__Problem requirements__:
Scan the material below for the string "content", and copy every line where it shows up.

(Stored data)
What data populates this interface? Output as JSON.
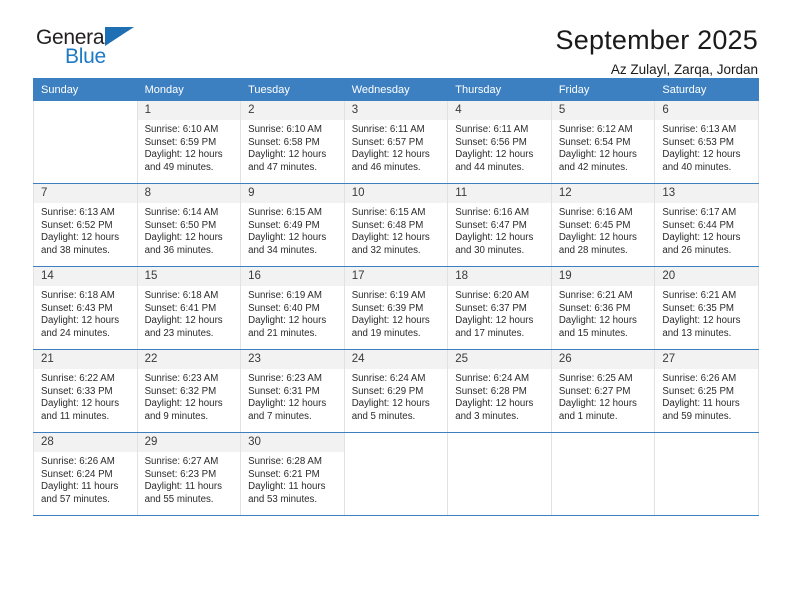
{
  "brand": {
    "name_dark": "General",
    "name_blue": "Blue",
    "accent_color": "#1f7ac4",
    "header_color": "#3d80c2"
  },
  "header": {
    "title": "September 2025",
    "location": "Az Zulayl, Zarqa, Jordan"
  },
  "weekdays": [
    "Sunday",
    "Monday",
    "Tuesday",
    "Wednesday",
    "Thursday",
    "Friday",
    "Saturday"
  ],
  "weeks": [
    [
      {
        "day": "",
        "lines": []
      },
      {
        "day": "1",
        "lines": [
          "Sunrise: 6:10 AM",
          "Sunset: 6:59 PM",
          "Daylight: 12 hours",
          "and 49 minutes."
        ]
      },
      {
        "day": "2",
        "lines": [
          "Sunrise: 6:10 AM",
          "Sunset: 6:58 PM",
          "Daylight: 12 hours",
          "and 47 minutes."
        ]
      },
      {
        "day": "3",
        "lines": [
          "Sunrise: 6:11 AM",
          "Sunset: 6:57 PM",
          "Daylight: 12 hours",
          "and 46 minutes."
        ]
      },
      {
        "day": "4",
        "lines": [
          "Sunrise: 6:11 AM",
          "Sunset: 6:56 PM",
          "Daylight: 12 hours",
          "and 44 minutes."
        ]
      },
      {
        "day": "5",
        "lines": [
          "Sunrise: 6:12 AM",
          "Sunset: 6:54 PM",
          "Daylight: 12 hours",
          "and 42 minutes."
        ]
      },
      {
        "day": "6",
        "lines": [
          "Sunrise: 6:13 AM",
          "Sunset: 6:53 PM",
          "Daylight: 12 hours",
          "and 40 minutes."
        ]
      }
    ],
    [
      {
        "day": "7",
        "lines": [
          "Sunrise: 6:13 AM",
          "Sunset: 6:52 PM",
          "Daylight: 12 hours",
          "and 38 minutes."
        ]
      },
      {
        "day": "8",
        "lines": [
          "Sunrise: 6:14 AM",
          "Sunset: 6:50 PM",
          "Daylight: 12 hours",
          "and 36 minutes."
        ]
      },
      {
        "day": "9",
        "lines": [
          "Sunrise: 6:15 AM",
          "Sunset: 6:49 PM",
          "Daylight: 12 hours",
          "and 34 minutes."
        ]
      },
      {
        "day": "10",
        "lines": [
          "Sunrise: 6:15 AM",
          "Sunset: 6:48 PM",
          "Daylight: 12 hours",
          "and 32 minutes."
        ]
      },
      {
        "day": "11",
        "lines": [
          "Sunrise: 6:16 AM",
          "Sunset: 6:47 PM",
          "Daylight: 12 hours",
          "and 30 minutes."
        ]
      },
      {
        "day": "12",
        "lines": [
          "Sunrise: 6:16 AM",
          "Sunset: 6:45 PM",
          "Daylight: 12 hours",
          "and 28 minutes."
        ]
      },
      {
        "day": "13",
        "lines": [
          "Sunrise: 6:17 AM",
          "Sunset: 6:44 PM",
          "Daylight: 12 hours",
          "and 26 minutes."
        ]
      }
    ],
    [
      {
        "day": "14",
        "lines": [
          "Sunrise: 6:18 AM",
          "Sunset: 6:43 PM",
          "Daylight: 12 hours",
          "and 24 minutes."
        ]
      },
      {
        "day": "15",
        "lines": [
          "Sunrise: 6:18 AM",
          "Sunset: 6:41 PM",
          "Daylight: 12 hours",
          "and 23 minutes."
        ]
      },
      {
        "day": "16",
        "lines": [
          "Sunrise: 6:19 AM",
          "Sunset: 6:40 PM",
          "Daylight: 12 hours",
          "and 21 minutes."
        ]
      },
      {
        "day": "17",
        "lines": [
          "Sunrise: 6:19 AM",
          "Sunset: 6:39 PM",
          "Daylight: 12 hours",
          "and 19 minutes."
        ]
      },
      {
        "day": "18",
        "lines": [
          "Sunrise: 6:20 AM",
          "Sunset: 6:37 PM",
          "Daylight: 12 hours",
          "and 17 minutes."
        ]
      },
      {
        "day": "19",
        "lines": [
          "Sunrise: 6:21 AM",
          "Sunset: 6:36 PM",
          "Daylight: 12 hours",
          "and 15 minutes."
        ]
      },
      {
        "day": "20",
        "lines": [
          "Sunrise: 6:21 AM",
          "Sunset: 6:35 PM",
          "Daylight: 12 hours",
          "and 13 minutes."
        ]
      }
    ],
    [
      {
        "day": "21",
        "lines": [
          "Sunrise: 6:22 AM",
          "Sunset: 6:33 PM",
          "Daylight: 12 hours",
          "and 11 minutes."
        ]
      },
      {
        "day": "22",
        "lines": [
          "Sunrise: 6:23 AM",
          "Sunset: 6:32 PM",
          "Daylight: 12 hours",
          "and 9 minutes."
        ]
      },
      {
        "day": "23",
        "lines": [
          "Sunrise: 6:23 AM",
          "Sunset: 6:31 PM",
          "Daylight: 12 hours",
          "and 7 minutes."
        ]
      },
      {
        "day": "24",
        "lines": [
          "Sunrise: 6:24 AM",
          "Sunset: 6:29 PM",
          "Daylight: 12 hours",
          "and 5 minutes."
        ]
      },
      {
        "day": "25",
        "lines": [
          "Sunrise: 6:24 AM",
          "Sunset: 6:28 PM",
          "Daylight: 12 hours",
          "and 3 minutes."
        ]
      },
      {
        "day": "26",
        "lines": [
          "Sunrise: 6:25 AM",
          "Sunset: 6:27 PM",
          "Daylight: 12 hours",
          "and 1 minute."
        ]
      },
      {
        "day": "27",
        "lines": [
          "Sunrise: 6:26 AM",
          "Sunset: 6:25 PM",
          "Daylight: 11 hours",
          "and 59 minutes."
        ]
      }
    ],
    [
      {
        "day": "28",
        "lines": [
          "Sunrise: 6:26 AM",
          "Sunset: 6:24 PM",
          "Daylight: 11 hours",
          "and 57 minutes."
        ]
      },
      {
        "day": "29",
        "lines": [
          "Sunrise: 6:27 AM",
          "Sunset: 6:23 PM",
          "Daylight: 11 hours",
          "and 55 minutes."
        ]
      },
      {
        "day": "30",
        "lines": [
          "Sunrise: 6:28 AM",
          "Sunset: 6:21 PM",
          "Daylight: 11 hours",
          "and 53 minutes."
        ]
      },
      {
        "day": "",
        "lines": []
      },
      {
        "day": "",
        "lines": []
      },
      {
        "day": "",
        "lines": []
      },
      {
        "day": "",
        "lines": []
      }
    ]
  ]
}
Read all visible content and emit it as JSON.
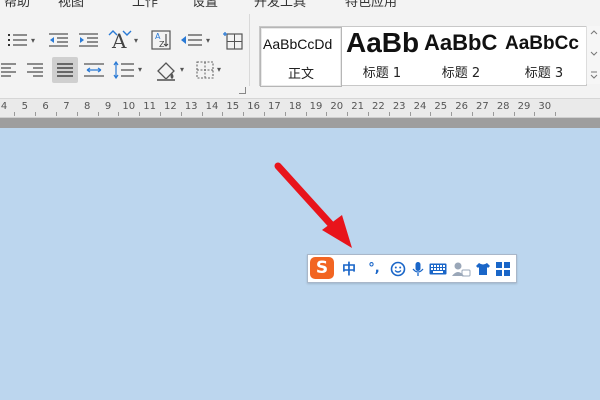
{
  "ribbon": {
    "tabs": [
      "帮助",
      "视图",
      "工作",
      "设置",
      "开发工具",
      "特色应用"
    ]
  },
  "styles": {
    "items": [
      {
        "sample": "AaBbCcDd",
        "name": "正文",
        "active": true
      },
      {
        "sample": "AaBb",
        "name": "标题 1",
        "active": false
      },
      {
        "sample": "AaBbC",
        "name": "标题 2",
        "active": false
      },
      {
        "sample": "AaBbCc",
        "name": "标题 3",
        "active": false
      }
    ]
  },
  "ruler": {
    "numbers": [
      "4",
      "5",
      "6",
      "7",
      "8",
      "9",
      "10",
      "11",
      "12",
      "13",
      "14",
      "15",
      "16",
      "17",
      "18",
      "19",
      "20",
      "21",
      "22",
      "23",
      "24",
      "25",
      "26",
      "27",
      "28",
      "29",
      "30"
    ]
  },
  "ime": {
    "logo": "S",
    "mode": "中",
    "punct": "°,",
    "icons": [
      "emoji-icon",
      "voice-icon",
      "keyboard-icon",
      "user-icon",
      "skin-icon",
      "toolbox-icon"
    ],
    "accent": "#f26522",
    "icon_color": "#1a66c8"
  },
  "colors": {
    "page_background": "#bcd6ee",
    "ribbon_background": "#f3f3f3",
    "arrow": "#e8141b"
  }
}
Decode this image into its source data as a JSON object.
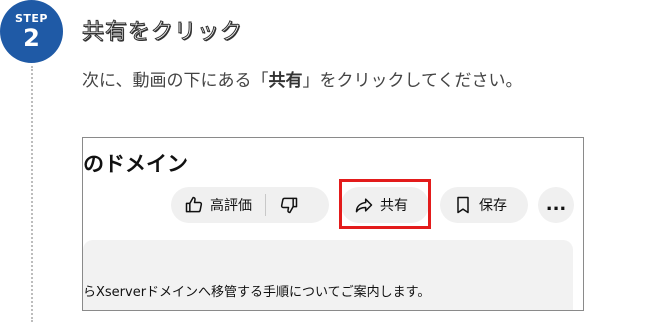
{
  "step": {
    "label": "STEP",
    "number": "2"
  },
  "title": "共有をクリック",
  "instruction": {
    "prefix": "次に、動画の下にある「",
    "highlight": "共有",
    "suffix": "」をクリックしてください。"
  },
  "screenshot": {
    "video_title_fragment": "のドメイン",
    "buttons": {
      "like_label": "高評価",
      "share_label": "共有",
      "save_label": "保存",
      "more_label": "..."
    },
    "description_fragment": "らXserverドメインへ移管する手順についてご案内します。"
  },
  "colors": {
    "badge": "#1f5aa6",
    "highlight_border": "#e31b1b"
  },
  "icons": [
    "thumbs-up-icon",
    "thumbs-down-icon",
    "share-arrow-icon",
    "bookmark-icon",
    "more-icon"
  ]
}
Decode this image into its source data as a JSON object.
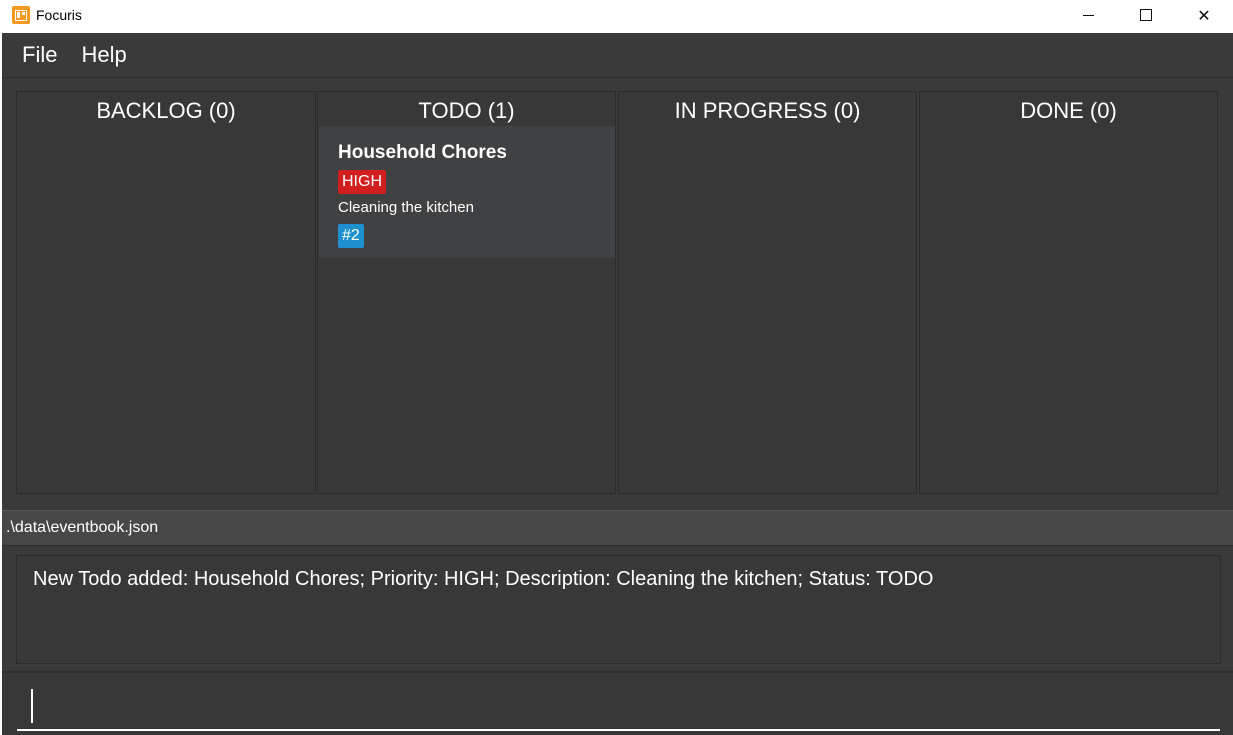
{
  "window": {
    "title": "Focuris",
    "app_icon": "focuris-board-icon",
    "controls": [
      "minimize-icon",
      "maximize-icon",
      "close-icon"
    ]
  },
  "menu": {
    "items": [
      {
        "label": "File"
      },
      {
        "label": "Help"
      }
    ]
  },
  "board": {
    "columns": [
      {
        "title": "BACKLOG (0)"
      },
      {
        "title": "TODO (1)"
      },
      {
        "title": "IN PROGRESS (0)"
      },
      {
        "title": "DONE (0)"
      }
    ],
    "card": {
      "title": "Household Chores",
      "priority": "HIGH",
      "description": "Cleaning the kitchen",
      "id": "#2"
    }
  },
  "status": {
    "path": ".\\data\\eventbook.json"
  },
  "result": {
    "message": "New Todo added: Household Chores; Priority: HIGH; Description: Cleaning the kitchen; Status: TODO"
  },
  "command": {
    "value": ""
  },
  "colors": {
    "background": "#3a3a3a",
    "priority_high": "#d11f1f",
    "id_badge": "#1e8fcf",
    "app_icon": "#f59a1e"
  }
}
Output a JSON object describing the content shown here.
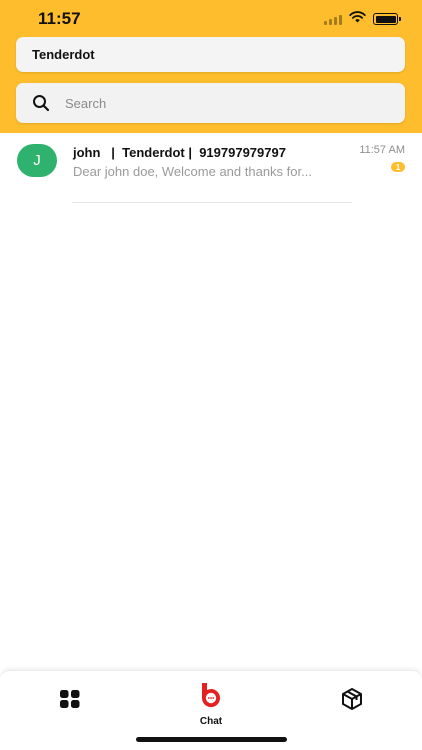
{
  "status_bar": {
    "time": "11:57"
  },
  "header": {
    "title": "Tenderdot",
    "background_color": "#fdbd2c"
  },
  "search": {
    "placeholder": "Search",
    "value": ""
  },
  "chats": [
    {
      "avatar_initial": "J",
      "avatar_color": "#2fb26d",
      "name": "john   |  Tenderdot |  919797979797",
      "preview": "Dear john  doe, Welcome and thanks for...",
      "time": "11:57 AM",
      "unread_count": "1"
    }
  ],
  "tab_bar": {
    "tabs": [
      {
        "icon": "dashboard-grid-icon",
        "label": ""
      },
      {
        "icon": "chat-logo-icon",
        "label": "Chat",
        "active": true,
        "color": "#e52020"
      },
      {
        "icon": "box-icon",
        "label": ""
      }
    ]
  }
}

__Solution for this problem__:
Read all visible content and emit it as JSON.
Output a JSON object describing the content shown here.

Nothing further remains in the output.